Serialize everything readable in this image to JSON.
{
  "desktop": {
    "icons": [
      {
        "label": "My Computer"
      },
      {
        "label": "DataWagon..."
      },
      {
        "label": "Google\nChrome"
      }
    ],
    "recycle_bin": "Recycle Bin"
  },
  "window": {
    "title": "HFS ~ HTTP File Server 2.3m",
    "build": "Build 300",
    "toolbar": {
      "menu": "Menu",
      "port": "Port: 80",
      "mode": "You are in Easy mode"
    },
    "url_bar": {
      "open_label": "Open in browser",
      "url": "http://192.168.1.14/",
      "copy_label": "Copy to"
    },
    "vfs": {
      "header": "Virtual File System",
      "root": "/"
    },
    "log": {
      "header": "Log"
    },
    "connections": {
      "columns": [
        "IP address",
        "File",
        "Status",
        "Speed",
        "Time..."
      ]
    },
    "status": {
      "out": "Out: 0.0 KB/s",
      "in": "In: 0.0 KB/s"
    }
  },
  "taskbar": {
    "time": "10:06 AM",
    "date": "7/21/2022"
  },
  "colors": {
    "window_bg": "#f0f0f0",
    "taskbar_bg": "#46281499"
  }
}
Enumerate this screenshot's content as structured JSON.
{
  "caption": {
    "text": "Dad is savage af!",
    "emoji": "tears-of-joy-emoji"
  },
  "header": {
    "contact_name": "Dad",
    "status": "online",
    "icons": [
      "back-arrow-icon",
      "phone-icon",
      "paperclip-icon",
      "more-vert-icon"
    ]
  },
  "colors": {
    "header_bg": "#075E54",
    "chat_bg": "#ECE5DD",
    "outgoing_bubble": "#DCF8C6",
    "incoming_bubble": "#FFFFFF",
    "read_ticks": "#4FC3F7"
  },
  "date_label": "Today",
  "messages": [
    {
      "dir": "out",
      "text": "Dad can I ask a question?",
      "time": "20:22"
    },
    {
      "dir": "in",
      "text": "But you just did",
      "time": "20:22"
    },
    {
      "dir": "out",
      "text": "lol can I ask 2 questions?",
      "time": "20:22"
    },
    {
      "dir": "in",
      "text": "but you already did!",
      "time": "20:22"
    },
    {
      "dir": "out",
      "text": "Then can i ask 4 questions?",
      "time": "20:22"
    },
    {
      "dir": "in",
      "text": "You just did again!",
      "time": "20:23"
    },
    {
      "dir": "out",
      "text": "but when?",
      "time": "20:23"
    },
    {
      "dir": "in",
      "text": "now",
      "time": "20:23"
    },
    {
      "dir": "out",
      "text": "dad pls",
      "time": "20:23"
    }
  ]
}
▬▬▬▬▬▬▬▬▬▬
= STATED PROBLEM =
Print all of the entries again, exactly as written.

= THE REPLY =
Serialize everything readable in this image to JSON.
{
  "desktop": {
    "icons": [
      {
        "label": "My Computer"
      },
      {
        "label": "DataWagon..."
      },
      {
        "label": "Google\nChrome"
      }
    ],
    "recycle_bin": "Recycle Bin"
  },
  "window": {
    "title": "HFS ~ HTTP File Server 2.3m",
    "build": "Build 300",
    "toolbar": {
      "menu": "Menu",
      "port": "Port: 80",
      "mode": "You are in Easy mode"
    },
    "url_bar": {
      "open_label": "Open in browser",
      "url": "http://192.168.1.14/",
      "copy_label": "Copy to"
    },
    "vfs": {
      "header": "Virtual File System",
      "root": "/"
    },
    "log": {
      "header": "Log"
    },
    "connections": {
      "columns": [
        "IP address",
        "File",
        "Status",
        "Speed",
        "Time..."
      ]
    },
    "status": {
      "out": "Out: 0.0 KB/s",
      "in": "In: 0.0 KB/s"
    }
  },
  "taskbar": {
    "time": "10:06 AM",
    "date": "7/21/2022"
  },
  "colors": {
    "window_bg": "#f0f0f0",
    "taskbar_bg": "#46281499"
  }
}
Enumerate this screenshot's content as structured JSON.
{
  "caption": {
    "text": "Dad is savage af!",
    "emoji": "tears-of-joy-emoji"
  },
  "header": {
    "contact_name": "Dad",
    "status": "online",
    "icons": [
      "back-arrow-icon",
      "phone-icon",
      "paperclip-icon",
      "more-vert-icon"
    ]
  },
  "colors": {
    "header_bg": "#075E54",
    "chat_bg": "#ECE5DD",
    "outgoing_bubble": "#DCF8C6",
    "incoming_bubble": "#FFFFFF",
    "read_ticks": "#4FC3F7"
  },
  "date_label": "Today",
  "messages": [
    {
      "dir": "out",
      "text": "Dad can I ask a question?",
      "time": "20:22"
    },
    {
      "dir": "in",
      "text": "But you just did",
      "time": "20:22"
    },
    {
      "dir": "out",
      "text": "lol can I ask 2 questions?",
      "time": "20:22"
    },
    {
      "dir": "in",
      "text": "but you already did!",
      "time": "20:22"
    },
    {
      "dir": "out",
      "text": "Then can i ask 4 questions?",
      "time": "20:22"
    },
    {
      "dir": "in",
      "text": "You just did again!",
      "time": "20:23"
    },
    {
      "dir": "out",
      "text": "but when?",
      "time": "20:23"
    },
    {
      "dir": "in",
      "text": "now",
      "time": "20:23"
    },
    {
      "dir": "out",
      "text": "dad pls",
      "time": "20:23"
    }
  ]
}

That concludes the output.